[Stored entries]

%%

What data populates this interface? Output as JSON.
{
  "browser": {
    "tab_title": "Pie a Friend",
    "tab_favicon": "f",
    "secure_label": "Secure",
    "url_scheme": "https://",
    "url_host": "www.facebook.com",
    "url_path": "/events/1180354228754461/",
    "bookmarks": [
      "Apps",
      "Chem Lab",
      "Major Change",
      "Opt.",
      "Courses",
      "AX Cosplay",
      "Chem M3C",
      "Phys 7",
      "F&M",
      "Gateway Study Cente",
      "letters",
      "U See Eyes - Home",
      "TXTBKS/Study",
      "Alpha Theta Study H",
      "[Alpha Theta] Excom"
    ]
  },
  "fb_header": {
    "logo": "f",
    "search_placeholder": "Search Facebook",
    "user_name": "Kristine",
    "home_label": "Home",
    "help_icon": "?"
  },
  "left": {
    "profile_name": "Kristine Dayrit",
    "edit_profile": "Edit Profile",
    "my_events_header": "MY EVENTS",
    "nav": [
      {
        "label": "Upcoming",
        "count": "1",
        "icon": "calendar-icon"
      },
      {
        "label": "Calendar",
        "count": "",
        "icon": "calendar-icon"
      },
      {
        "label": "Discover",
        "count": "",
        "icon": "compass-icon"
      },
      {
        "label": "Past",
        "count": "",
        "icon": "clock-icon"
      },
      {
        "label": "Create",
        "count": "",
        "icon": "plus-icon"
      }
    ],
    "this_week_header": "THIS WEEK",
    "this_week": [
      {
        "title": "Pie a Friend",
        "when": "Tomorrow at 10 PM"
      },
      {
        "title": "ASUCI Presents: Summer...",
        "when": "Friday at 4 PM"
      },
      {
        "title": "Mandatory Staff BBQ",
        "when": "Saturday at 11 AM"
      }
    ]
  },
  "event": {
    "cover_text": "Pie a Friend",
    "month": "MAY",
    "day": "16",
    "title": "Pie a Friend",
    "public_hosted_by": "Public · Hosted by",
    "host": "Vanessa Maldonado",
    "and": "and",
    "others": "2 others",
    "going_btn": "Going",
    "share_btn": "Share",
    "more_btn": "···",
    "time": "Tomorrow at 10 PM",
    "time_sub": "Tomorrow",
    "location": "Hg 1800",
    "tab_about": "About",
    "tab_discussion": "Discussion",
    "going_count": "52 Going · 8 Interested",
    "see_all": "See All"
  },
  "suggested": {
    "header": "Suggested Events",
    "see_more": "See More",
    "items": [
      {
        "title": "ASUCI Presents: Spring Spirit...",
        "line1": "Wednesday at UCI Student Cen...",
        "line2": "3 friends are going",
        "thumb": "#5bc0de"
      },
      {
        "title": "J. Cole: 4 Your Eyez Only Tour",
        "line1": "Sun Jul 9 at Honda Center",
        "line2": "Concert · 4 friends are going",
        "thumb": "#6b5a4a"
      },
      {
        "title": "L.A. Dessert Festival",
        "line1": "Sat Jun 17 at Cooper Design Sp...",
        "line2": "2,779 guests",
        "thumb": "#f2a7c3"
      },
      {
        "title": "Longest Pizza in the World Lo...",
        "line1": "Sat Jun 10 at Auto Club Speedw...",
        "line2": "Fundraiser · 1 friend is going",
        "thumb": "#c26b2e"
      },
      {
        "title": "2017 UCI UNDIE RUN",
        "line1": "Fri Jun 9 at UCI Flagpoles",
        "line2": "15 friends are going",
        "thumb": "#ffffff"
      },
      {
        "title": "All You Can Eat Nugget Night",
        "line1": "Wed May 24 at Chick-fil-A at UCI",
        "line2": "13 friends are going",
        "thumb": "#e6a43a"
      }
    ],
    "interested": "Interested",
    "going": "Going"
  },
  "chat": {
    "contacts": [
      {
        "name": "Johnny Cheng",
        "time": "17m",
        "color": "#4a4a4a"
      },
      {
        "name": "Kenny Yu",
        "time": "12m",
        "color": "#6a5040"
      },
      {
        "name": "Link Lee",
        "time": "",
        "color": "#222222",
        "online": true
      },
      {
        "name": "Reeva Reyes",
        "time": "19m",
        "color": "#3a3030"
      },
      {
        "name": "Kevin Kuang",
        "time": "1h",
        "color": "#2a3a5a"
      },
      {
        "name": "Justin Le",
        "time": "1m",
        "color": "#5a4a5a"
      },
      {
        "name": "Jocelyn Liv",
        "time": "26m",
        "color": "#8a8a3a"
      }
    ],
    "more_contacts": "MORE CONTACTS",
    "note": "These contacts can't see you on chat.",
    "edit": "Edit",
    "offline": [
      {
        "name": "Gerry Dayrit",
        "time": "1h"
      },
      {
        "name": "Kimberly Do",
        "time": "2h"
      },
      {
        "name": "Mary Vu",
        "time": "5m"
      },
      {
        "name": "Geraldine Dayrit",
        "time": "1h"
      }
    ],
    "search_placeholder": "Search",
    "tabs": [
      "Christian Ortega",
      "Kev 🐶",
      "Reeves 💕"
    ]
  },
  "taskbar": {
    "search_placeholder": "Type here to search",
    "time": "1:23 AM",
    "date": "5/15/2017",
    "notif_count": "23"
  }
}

%%

• Written problem: Copy every line of the data that holds the string "friends".

• The completed task:
        "line2": "3 friends are going",
        "line2": "Concert · 4 friends are going",
        "line2": "15 friends are going",
        "line2": "13 friends are going",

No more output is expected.